▶ **Aim**: Here are some records. Copy each one exactly.

_ _ _

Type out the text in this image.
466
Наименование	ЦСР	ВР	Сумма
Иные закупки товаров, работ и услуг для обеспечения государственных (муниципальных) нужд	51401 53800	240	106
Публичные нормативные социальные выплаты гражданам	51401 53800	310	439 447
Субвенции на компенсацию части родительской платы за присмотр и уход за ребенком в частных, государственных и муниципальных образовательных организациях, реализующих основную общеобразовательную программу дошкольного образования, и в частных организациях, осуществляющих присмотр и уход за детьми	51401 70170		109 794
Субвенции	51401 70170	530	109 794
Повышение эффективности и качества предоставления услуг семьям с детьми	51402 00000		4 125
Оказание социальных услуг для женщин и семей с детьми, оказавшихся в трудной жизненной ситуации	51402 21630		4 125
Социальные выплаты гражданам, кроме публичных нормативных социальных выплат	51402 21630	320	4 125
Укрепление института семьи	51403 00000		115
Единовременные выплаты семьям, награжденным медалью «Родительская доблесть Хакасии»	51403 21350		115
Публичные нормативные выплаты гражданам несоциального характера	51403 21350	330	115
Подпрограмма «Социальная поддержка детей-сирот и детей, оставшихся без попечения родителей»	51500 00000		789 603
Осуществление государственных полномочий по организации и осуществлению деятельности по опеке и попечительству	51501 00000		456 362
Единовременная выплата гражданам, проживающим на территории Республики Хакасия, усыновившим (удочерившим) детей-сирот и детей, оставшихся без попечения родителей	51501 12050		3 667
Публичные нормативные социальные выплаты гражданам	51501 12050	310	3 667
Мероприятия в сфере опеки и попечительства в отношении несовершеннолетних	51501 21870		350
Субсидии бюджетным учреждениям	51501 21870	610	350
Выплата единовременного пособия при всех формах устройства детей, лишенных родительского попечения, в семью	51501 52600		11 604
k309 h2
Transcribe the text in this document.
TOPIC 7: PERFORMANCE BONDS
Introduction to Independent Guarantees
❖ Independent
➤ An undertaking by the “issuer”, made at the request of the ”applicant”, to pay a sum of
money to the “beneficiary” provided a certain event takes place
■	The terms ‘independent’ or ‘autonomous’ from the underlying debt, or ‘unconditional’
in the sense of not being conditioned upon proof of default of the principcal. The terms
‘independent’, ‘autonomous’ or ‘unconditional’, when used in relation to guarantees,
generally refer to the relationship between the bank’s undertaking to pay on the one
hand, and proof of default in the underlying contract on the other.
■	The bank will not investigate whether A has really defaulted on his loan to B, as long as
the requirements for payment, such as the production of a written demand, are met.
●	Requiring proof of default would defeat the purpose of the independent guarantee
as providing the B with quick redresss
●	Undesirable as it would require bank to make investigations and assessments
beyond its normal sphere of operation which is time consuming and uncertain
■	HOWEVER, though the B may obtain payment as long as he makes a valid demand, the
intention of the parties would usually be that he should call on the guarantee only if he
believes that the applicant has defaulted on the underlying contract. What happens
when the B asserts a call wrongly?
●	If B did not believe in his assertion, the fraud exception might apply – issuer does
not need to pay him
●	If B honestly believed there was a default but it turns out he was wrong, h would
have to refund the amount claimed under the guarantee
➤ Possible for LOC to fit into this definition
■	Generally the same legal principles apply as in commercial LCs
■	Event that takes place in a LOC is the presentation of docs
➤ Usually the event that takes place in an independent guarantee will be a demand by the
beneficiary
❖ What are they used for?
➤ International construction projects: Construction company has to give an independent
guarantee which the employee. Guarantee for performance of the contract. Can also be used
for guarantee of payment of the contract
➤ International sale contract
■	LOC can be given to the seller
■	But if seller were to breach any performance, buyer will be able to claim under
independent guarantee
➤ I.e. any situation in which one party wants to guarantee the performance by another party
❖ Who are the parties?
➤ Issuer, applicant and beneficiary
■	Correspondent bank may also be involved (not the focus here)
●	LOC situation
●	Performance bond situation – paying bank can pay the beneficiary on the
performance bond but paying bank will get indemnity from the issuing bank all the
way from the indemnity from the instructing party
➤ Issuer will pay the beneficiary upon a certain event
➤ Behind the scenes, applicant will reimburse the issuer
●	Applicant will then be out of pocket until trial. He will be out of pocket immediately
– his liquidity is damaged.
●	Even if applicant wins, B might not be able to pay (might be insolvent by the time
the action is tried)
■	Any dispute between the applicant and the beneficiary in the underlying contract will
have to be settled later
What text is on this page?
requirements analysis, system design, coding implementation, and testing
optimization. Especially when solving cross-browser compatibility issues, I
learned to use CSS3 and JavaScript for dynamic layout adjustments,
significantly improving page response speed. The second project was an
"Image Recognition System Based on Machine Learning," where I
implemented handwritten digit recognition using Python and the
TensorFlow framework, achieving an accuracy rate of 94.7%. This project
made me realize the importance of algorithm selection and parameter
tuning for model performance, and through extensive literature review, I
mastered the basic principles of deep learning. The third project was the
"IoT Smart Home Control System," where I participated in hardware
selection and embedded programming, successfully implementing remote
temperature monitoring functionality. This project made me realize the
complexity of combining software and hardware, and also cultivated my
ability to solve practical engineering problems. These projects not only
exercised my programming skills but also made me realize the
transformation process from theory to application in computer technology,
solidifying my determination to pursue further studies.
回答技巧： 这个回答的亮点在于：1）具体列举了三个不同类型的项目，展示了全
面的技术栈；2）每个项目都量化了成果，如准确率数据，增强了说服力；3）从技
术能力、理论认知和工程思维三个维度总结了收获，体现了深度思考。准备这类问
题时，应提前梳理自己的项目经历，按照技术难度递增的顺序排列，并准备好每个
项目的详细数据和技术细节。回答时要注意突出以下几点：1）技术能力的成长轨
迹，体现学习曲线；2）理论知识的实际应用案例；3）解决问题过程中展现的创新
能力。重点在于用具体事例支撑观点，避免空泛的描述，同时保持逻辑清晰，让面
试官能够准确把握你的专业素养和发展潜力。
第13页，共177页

_ _ _

▶ **Answer to the problem**:
Type out the text in this image.
466
Наименование	ЦСР	ВР	Сумма
Иные закупки товаров, работ и услуг для обеспечения государственных (муниципальных) нужд	51401 53800	240	106
Публичные нормативные социальные выплаты гражданам	51401 53800	310	439 447
Субвенции на компенсацию части родительской платы за присмотр и уход за ребенком в частных, государственных и муниципальных образовательных организациях, реализующих основную общеобразовательную программу дошкольного образования, и в частных организациях, осуществляющих присмотр и уход за детьми	51401 70170		109 794
Субвенции	51401 70170	530	109 794
Повышение эффективности и качества предоставления услуг семьям с детьми	51402 00000		4 125
Оказание социальных услуг для женщин и семей с детьми, оказавшихся в трудной жизненной ситуации	51402 21630		4 125
Социальные выплаты гражданам, кроме публичных нормативных социальных выплат	51402 21630	320	4 125
Укрепление института семьи	51403 00000		115
Единовременные выплаты семьям, награжденным медалью «Родительская доблесть Хакасии»	51403 21350		115
Публичные нормативные выплаты гражданам несоциального характера	51403 21350	330	115
Подпрограмма «Социальная поддержка детей-сирот и детей, оставшихся без попечения родителей»	51500 00000		789 603
Осуществление государственных полномочий по организации и осуществлению деятельности по опеке и попечительству	51501 00000		456 362
Единовременная выплата гражданам, проживающим на территории Республики Хакасия, усыновившим (удочерившим) детей-сирот и детей, оставшихся без попечения родителей	51501 12050		3 667
Публичные нормативные социальные выплаты гражданам	51501 12050	310	3 667
Мероприятия в сфере опеки и попечительства в отношении несовершеннолетних	51501 21870		350
Субсидии бюджетным учреждениям	51501 21870	610	350
Выплата единовременного пособия при всех формах устройства детей, лишенных родительского попечения, в семью	51501 52600		11 604
k309 h2
Transcribe the text in this document.
TOPIC 7: PERFORMANCE BONDS
Introduction to Independent Guarantees
❖ Independent
➤ An undertaking by the “issuer”, made at the request of the ”applicant”, to pay a sum of
money to the “beneficiary” provided a certain event takes place
■	The terms ‘independent’ or ‘autonomous’ from the underlying debt, or ‘unconditional’
in the sense of not being conditioned upon proof of default of the principcal. The terms
‘independent’, ‘autonomous’ or ‘unconditional’, when used in relation to guarantees,
generally refer to the relationship between the bank’s undertaking to pay on the one
hand, and proof of default in the underlying contract on the other.
■	The bank will not investigate whether A has really defaulted on his loan to B, as long as
the requirements for payment, such as the production of a written demand, are met.
●	Requiring proof of default would defeat the purpose of the independent guarantee
as providing the B with quick redresss
●	Undesirable as it would require bank to make investigations and assessments
beyond its normal sphere of operation which is time consuming and uncertain
■	HOWEVER, though the B may obtain payment as long as he makes a valid demand, the
intention of the parties would usually be that he should call on the guarantee only if he
believes that the applicant has defaulted on the underlying contract. What happens
when the B asserts a call wrongly?
●	If B did not believe in his assertion, the fraud exception might apply – issuer does
not need to pay him
●	If B honestly believed there was a default but it turns out he was wrong, h would
have to refund the amount claimed under the guarantee
➤ Possible for LOC to fit into this definition
■	Generally the same legal principles apply as in commercial LCs
■	Event that takes place in a LOC is the presentation of docs
➤ Usually the event that takes place in an independent guarantee will be a demand by the
beneficiary
❖ What are they used for?
➤ International construction projects: Construction company has to give an independent
guarantee which the employee. Guarantee for performance of the contract. Can also be used
for guarantee of payment of the contract
➤ International sale contract
■	LOC can be given to the seller
■	But if seller were to breach any performance, buyer will be able to claim under
independent guarantee
➤ I.e. any situation in which one party wants to guarantee the performance by another party
❖ Who are the parties?
➤ Issuer, applicant and beneficiary
■	Correspondent bank may also be involved (not the focus here)
●	LOC situation
●	Performance bond situation – paying bank can pay the beneficiary on the
performance bond but paying bank will get indemnity from the issuing bank all the
way from the indemnity from the instructing party
➤ Issuer will pay the beneficiary upon a certain event
➤ Behind the scenes, applicant will reimburse the issuer
●	Applicant will then be out of pocket until trial. He will be out of pocket immediately
– his liquidity is damaged.
●	Even if applicant wins, B might not be able to pay (might be insolvent by the time
the action is tried)
■	Any dispute between the applicant and the beneficiary in the underlying contract will
have to be settled later
What text is on this page?
requirements analysis, system design, coding implementation, and testing
optimization. Especially when solving cross-browser compatibility issues, I
learned to use CSS3 and JavaScript for dynamic layout adjustments,
significantly improving page response speed. The second project was an
"Image Recognition System Based on Machine Learning," where I
implemented handwritten digit recognition using Python and the
TensorFlow framework, achieving an accuracy rate of 94.7%. This project
made me realize the importance of algorithm selection and parameter
tuning for model performance, and through extensive literature review, I
mastered the basic principles of deep learning. The third project was the
"IoT Smart Home Control System," where I participated in hardware
selection and embedded programming, successfully implementing remote
temperature monitoring functionality. This project made me realize the
complexity of combining software and hardware, and also cultivated my
ability to solve practical engineering problems. These projects not only
exercised my programming skills but also made me realize the
transformation process from theory to application in computer technology,
solidifying my determination to pursue further studies.
回答技巧： 这个回答的亮点在于：1）具体列举了三个不同类型的项目，展示了全
面的技术栈；2）每个项目都量化了成果，如准确率数据，增强了说服力；3）从技
术能力、理论认知和工程思维三个维度总结了收获，体现了深度思考。准备这类问
题时，应提前梳理自己的项目经历，按照技术难度递增的顺序排列，并准备好每个
项目的详细数据和技术细节。回答时要注意突出以下几点：1）技术能力的成长轨
迹，体现学习曲线；2）理论知识的实际应用案例；3）解决问题过程中展现的创新
能力。重点在于用具体事例支撑观点，避免空泛的描述，同时保持逻辑清晰，让面
试官能够准确把握你的专业素养和发展潜力。
第13页，共177页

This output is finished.